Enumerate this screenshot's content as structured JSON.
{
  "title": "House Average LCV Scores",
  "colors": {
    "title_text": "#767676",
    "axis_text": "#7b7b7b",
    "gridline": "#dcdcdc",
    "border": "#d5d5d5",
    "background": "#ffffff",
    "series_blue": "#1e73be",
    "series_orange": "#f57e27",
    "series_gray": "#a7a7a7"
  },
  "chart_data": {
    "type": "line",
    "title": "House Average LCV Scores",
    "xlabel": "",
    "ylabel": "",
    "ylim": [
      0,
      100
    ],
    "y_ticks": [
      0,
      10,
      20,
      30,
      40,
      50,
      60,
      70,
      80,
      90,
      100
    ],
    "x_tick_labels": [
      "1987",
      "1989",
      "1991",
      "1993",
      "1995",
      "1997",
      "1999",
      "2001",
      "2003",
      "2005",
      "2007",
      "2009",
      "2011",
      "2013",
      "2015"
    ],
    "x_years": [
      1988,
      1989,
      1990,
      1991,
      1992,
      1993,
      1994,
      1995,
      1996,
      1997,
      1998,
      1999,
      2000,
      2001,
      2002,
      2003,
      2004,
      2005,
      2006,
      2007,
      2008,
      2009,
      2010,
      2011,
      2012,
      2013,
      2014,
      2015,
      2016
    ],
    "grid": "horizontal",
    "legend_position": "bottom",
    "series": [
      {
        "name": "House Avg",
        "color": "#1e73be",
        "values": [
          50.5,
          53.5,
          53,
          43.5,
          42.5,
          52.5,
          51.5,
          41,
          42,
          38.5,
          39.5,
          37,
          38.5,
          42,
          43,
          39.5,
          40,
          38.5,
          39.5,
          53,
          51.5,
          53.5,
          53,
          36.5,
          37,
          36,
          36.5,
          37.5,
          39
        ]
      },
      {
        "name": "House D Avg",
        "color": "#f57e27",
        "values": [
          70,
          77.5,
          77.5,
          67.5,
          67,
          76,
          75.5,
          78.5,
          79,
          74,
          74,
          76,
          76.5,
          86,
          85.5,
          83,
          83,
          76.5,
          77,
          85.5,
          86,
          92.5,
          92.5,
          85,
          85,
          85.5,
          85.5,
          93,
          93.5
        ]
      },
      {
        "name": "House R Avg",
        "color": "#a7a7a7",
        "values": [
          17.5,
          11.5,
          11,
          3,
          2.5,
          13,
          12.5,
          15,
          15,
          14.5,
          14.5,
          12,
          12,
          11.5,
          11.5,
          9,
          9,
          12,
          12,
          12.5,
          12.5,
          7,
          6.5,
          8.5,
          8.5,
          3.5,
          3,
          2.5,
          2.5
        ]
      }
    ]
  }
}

__AIM OF THE EXERCISE__: Look through the listing and extract every line with "Scores" in it.

__THE SOLUTION__:
  "title": "House Average LCV Scores",
    "title": "House Average LCV Scores",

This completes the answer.